▸ SEITENAUSZUG:
####
Entscheidend ist die Aussage, daß dieses Faktum der Vernunft weder aus einer reinen noch auf einer der Empirie entnommenen Anschauung stammt und da­durch aus der reinen Vernunft als gesetzgebend folgt. Es ist "kein auf Affek­tion, auf Rezeptivität der Sinnlichkeit gegründetes Faktum"[44] und ist somit "kein empiri­sches, sondern das einzige Faktum der reinen Ver­nunft ..., die sich dadurch als ur­sprünglich gesetzgebend (sic volo, sic iubeo) ankündigt" (KpV;57). Interpretiert man nach dieser Aussage "Faktum" im lateinischen Wortsinne als "Tat" oder "zuschreibbare Handlung" und nicht als die im Deut­schen synonymisch verwen­dete "Tatsache"[45], so leitet sich das Tätige der Ver­nunft, die das Ge­setz erzeugt, schlüssig her: Faktum ist keine Tatsache als et­was Gegebenes, sondern die Aktivi­tät der Vernunft, die ihre konkrete Tat be­stimmt. Das Faktum der Vernunft ist somit nichts, auf das der Mensch als eine bereits vorliegende Tatsache zurück­greift - das Ge­setz wird von ihm im kon­kreten Vollzug erkannt. Das heißt, wenn er han­deln muß, greift er fragend: ("Was soll ich tun?") auf seine Vernunft zurück, die in ihm aktiv das allge­meine Ge­setz er­zeugt, das dann als Form seiner subjektiven Grundsätze dient, aus der sich die konkreten Handlungen herlei­ten.[46] Eine reine praktische Ver­nunft muß also auch nicht in ihrem reinen Vermögen kritisiert wer­den, wenn geprüft wer­den soll, ob sie dieses nicht in Analogie zur spekulativen Vernunft in ihren Mög­lichkei­ten überschreite:

"Denn wenn sie, als reine Vernunft, wirklich praktisch ist, so be­weiset sie ih­re und ihrer Begriffe Realität durch die Tat, und alles Vernünfteln wider die Möglichkeit, es zu sein, ist ver­geblich." (KpV;3)

Indem die reine Vernunft im Menschen das Sittengesetz erzeugt, ist die Mög­lich­keit gegeben, eine vernünftige Handlung zu initiieren. Das allge­meine Ge­setz des Bewußtseins wird erst durch die Tat der Vernunft als ein von ihr "Gemachtes" zum "Faktum". Damit liegt die Betonung auf der Ak­tivität und der Spontaneität der Vernunft: das Sittengesetz wird nicht fak­tisch vorgefun­den, son­dern ist im Vollzug vernünftigen Denkens geschaffen worden. Im Be­wußtsein des Mo­ralgesetzes artikuliert sich der Anspruch der moralisch-prakti­schen Vernunft an den Menschen, und dieser sittliche Ver­nunftanspruch "läßt sich als Her­ausfor­derung des Menschen an sich selbst"[47], als eines endlichen, aber mit Vernunft be­gabten Wesens, verste­hen. In seiner Chance, diesem An­spruch zu folgen und damit seine Selbst­bestimmung zu erreichen, liegt seine Frei­heit. Weder ein göttli­ches noch ein ausschließlich kausal determiniertes We­sen könnten unter dem An­spruch des Sittengesetzes stehen: Ein göttli­ches Wesen hätte einen vollkommenen Willen und wäre deshalb keinem Sollen aus­gesetzt; andererseits hätte ein Wesen, das der Not­wen­digkeit unterworfen ist, nicht die Freiheit, autonom zu handeln. Gerade weil der Mensch den Status ei­nes endlichen Wesens einnimmt, das ver­nunftbegabt ist und doch heteronomen Bestimmungen unterliegt, kann er die Aufforderung der Vernunft vernehmen.[48] Die ihm da­durch gebotene Chance nicht zu er­greifen, würde den Menschen seiner "Persönlichkeit"[49] berauben.
####
[Gespeicherte Einträge aus einer Sammlung]
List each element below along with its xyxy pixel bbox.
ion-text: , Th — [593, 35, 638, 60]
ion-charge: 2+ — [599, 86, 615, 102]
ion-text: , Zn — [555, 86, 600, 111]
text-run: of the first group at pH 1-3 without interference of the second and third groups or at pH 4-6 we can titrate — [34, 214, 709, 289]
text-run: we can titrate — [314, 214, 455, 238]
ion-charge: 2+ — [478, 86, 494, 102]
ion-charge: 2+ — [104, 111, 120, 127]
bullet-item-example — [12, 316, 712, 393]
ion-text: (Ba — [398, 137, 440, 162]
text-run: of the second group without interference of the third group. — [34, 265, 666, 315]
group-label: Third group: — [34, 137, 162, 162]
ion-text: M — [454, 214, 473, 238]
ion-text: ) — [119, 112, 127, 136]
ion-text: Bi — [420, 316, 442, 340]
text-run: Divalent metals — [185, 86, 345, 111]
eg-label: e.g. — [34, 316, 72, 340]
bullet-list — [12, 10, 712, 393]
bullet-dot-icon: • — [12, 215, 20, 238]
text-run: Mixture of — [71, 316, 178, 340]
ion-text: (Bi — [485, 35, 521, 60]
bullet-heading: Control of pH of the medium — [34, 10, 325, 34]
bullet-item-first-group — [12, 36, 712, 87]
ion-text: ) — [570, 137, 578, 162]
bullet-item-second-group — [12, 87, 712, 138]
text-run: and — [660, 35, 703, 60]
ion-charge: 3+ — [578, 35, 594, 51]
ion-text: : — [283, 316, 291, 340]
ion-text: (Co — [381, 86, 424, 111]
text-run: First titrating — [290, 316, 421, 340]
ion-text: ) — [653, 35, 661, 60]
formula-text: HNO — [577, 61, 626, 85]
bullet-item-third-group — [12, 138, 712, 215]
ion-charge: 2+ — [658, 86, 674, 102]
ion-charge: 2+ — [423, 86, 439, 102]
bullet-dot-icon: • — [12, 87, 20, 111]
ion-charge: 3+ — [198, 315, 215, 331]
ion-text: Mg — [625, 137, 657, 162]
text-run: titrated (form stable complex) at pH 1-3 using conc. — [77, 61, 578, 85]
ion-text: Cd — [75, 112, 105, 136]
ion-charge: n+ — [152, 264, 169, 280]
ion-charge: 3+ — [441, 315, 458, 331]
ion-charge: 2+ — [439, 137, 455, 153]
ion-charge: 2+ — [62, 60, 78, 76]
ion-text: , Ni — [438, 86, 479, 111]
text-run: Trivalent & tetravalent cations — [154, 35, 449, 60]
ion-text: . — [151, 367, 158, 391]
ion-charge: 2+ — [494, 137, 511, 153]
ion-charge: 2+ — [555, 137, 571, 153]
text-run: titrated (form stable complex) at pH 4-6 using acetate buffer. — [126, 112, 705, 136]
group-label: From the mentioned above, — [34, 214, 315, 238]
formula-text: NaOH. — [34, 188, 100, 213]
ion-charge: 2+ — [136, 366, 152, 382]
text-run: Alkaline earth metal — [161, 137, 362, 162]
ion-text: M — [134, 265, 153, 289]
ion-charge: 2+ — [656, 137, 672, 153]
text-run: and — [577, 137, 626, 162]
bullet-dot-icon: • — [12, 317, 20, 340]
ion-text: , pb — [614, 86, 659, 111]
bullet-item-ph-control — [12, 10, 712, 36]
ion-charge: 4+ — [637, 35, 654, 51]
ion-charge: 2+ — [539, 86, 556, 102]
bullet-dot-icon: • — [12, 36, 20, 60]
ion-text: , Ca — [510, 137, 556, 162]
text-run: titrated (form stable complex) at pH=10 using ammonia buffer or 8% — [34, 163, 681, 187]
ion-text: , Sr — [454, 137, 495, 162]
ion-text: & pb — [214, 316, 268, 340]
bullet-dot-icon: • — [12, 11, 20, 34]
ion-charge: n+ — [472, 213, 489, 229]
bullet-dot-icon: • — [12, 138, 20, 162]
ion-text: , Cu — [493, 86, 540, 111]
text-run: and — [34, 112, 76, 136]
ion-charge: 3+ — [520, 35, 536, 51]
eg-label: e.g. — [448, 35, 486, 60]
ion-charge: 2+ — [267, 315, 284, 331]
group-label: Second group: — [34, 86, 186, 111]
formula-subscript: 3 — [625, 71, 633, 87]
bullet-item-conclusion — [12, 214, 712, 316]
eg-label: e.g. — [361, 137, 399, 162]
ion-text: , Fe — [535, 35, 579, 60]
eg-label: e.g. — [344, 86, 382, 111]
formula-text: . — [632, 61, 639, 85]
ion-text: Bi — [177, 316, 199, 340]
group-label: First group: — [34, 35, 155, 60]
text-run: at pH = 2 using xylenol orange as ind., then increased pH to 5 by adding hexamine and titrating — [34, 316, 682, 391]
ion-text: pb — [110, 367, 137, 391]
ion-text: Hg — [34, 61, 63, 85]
####
▸ DIE AUFGABE:
Erkläre bitte anhand des Seitenauszugs, warum weder ein göttliches noch ein ausschließlich kausal determiniertes Wesen unter dem Anspruch des Sittengesetzes stehen könnte.

▸ FERTIGE ANTWORT:
Ein göttliches Wesen hätte einen vollkommenen Willen und wäre deshalb keinem Sollen ausgesetzt. Ein Wesen, das der Notwendigkeit unterworfen ist, hätte dagegen nicht die Freiheit, autonom zu handeln.